Problem to solve: Reply with one number: how many lines contain the word "VIII".

Exercise data:
■ ■ ■ ■ ■ ■ ■
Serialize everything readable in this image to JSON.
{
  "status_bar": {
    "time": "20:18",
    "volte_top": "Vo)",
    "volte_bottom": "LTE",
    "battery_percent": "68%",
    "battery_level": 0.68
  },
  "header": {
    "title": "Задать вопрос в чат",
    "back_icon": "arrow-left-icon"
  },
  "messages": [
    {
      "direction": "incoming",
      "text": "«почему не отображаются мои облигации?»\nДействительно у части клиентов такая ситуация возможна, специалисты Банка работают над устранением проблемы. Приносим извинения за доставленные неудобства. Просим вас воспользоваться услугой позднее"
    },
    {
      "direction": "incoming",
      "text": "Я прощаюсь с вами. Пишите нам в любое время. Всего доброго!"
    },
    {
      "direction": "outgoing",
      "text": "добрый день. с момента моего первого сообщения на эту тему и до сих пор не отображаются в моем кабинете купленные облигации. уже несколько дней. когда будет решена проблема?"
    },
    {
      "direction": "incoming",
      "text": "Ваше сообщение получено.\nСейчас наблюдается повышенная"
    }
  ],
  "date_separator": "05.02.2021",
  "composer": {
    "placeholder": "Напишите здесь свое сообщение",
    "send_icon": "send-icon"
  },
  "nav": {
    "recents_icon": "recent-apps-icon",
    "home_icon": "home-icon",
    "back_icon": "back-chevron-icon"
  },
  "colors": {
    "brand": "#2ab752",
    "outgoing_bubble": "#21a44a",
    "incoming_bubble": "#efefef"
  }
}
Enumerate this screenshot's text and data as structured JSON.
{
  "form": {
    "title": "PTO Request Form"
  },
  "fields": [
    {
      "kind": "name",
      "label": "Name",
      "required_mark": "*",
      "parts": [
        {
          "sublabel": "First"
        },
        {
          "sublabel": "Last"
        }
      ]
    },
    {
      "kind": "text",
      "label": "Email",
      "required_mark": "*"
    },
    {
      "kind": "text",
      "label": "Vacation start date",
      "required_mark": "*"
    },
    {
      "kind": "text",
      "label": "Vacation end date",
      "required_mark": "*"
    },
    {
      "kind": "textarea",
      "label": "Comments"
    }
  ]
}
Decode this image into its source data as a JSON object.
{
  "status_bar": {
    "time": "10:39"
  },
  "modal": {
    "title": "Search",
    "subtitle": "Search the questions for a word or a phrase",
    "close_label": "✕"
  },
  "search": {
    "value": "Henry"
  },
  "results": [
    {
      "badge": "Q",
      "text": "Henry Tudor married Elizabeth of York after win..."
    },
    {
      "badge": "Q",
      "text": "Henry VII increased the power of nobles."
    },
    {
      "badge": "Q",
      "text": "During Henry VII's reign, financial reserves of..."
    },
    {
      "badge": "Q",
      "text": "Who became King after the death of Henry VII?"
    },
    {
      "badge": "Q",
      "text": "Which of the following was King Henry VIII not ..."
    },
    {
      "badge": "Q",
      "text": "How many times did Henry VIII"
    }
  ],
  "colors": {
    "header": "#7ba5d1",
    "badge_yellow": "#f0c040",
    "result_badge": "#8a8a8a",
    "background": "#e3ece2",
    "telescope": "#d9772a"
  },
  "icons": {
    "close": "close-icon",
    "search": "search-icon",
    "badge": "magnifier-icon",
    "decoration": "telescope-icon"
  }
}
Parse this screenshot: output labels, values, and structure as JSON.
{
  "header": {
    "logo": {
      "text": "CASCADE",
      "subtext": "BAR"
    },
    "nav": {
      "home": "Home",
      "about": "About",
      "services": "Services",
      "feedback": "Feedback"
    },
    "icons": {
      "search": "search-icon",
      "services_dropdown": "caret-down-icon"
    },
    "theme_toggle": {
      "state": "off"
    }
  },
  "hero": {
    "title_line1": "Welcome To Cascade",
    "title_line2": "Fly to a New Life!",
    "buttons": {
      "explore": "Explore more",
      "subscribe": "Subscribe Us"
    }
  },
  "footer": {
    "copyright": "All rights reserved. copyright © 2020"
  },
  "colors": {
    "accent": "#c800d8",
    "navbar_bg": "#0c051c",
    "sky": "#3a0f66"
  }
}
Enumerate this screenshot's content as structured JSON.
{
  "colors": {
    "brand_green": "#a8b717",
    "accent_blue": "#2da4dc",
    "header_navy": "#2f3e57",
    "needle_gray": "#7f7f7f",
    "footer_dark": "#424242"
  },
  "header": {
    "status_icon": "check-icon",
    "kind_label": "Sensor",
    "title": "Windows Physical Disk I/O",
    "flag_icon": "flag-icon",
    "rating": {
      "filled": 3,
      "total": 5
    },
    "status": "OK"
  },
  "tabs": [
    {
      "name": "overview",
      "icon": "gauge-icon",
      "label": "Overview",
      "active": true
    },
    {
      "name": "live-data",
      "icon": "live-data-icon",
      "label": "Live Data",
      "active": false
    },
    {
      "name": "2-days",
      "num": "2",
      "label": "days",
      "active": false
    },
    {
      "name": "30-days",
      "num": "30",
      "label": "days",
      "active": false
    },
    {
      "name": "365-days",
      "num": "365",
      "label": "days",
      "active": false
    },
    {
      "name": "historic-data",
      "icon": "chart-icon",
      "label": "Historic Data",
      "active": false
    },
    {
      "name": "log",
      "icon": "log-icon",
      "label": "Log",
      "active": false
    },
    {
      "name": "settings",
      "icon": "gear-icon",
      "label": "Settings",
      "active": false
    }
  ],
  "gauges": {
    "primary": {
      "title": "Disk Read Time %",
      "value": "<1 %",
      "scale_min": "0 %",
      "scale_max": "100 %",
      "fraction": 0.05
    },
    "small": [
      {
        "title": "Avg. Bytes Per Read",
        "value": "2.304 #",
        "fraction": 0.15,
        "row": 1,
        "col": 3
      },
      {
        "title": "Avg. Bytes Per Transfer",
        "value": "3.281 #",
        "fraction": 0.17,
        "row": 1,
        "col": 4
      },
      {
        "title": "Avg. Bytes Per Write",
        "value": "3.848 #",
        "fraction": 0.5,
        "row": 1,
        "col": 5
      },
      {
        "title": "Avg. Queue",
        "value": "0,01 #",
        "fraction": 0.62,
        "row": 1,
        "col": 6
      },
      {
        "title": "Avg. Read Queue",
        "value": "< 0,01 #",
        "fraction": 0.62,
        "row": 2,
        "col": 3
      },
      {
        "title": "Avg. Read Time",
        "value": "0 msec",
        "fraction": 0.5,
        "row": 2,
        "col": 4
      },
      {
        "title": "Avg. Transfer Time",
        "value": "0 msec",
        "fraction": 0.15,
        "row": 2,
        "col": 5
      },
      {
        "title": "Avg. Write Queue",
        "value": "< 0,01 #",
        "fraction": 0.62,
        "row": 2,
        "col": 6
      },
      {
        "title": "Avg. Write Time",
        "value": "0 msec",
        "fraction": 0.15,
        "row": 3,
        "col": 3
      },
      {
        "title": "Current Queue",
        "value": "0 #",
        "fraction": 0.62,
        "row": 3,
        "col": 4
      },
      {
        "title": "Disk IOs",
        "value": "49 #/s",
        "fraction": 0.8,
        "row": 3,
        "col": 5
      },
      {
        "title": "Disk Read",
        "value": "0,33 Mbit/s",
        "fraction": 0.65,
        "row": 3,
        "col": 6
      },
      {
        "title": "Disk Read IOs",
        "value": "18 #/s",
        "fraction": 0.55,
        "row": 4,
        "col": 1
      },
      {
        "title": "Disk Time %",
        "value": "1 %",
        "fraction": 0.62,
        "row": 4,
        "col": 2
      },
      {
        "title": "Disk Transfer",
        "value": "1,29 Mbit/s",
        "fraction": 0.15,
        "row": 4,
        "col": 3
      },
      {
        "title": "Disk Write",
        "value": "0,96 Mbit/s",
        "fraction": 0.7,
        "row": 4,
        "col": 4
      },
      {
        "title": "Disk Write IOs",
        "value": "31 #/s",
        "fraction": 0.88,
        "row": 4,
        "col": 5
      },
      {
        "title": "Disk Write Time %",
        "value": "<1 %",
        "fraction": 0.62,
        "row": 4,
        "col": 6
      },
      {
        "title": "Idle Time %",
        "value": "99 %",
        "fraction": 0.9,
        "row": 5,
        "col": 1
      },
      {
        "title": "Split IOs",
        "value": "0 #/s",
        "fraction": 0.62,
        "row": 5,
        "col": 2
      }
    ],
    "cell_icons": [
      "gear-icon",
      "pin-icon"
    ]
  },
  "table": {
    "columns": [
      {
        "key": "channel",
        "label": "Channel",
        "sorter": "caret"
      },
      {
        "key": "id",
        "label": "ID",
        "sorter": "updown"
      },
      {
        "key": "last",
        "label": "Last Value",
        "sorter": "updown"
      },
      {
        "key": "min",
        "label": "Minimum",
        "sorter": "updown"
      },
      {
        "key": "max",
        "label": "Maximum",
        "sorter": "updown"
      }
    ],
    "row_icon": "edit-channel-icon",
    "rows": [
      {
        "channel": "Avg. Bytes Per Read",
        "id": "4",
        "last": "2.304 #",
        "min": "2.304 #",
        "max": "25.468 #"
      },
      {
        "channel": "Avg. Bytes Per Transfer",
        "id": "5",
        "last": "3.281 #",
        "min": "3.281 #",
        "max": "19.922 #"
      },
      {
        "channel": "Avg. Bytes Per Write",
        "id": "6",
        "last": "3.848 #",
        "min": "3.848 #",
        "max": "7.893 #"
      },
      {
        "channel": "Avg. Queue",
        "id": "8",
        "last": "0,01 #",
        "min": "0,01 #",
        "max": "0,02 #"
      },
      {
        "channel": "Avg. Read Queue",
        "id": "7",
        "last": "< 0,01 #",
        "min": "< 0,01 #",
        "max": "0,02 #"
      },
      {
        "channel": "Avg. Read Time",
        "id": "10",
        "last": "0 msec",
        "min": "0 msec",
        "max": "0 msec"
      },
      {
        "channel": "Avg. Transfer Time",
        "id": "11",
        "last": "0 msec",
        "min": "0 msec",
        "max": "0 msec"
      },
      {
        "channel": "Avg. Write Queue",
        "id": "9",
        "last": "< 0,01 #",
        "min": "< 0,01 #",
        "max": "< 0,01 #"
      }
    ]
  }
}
■ ■ ■ ■ ■ ■ ■
The output: 2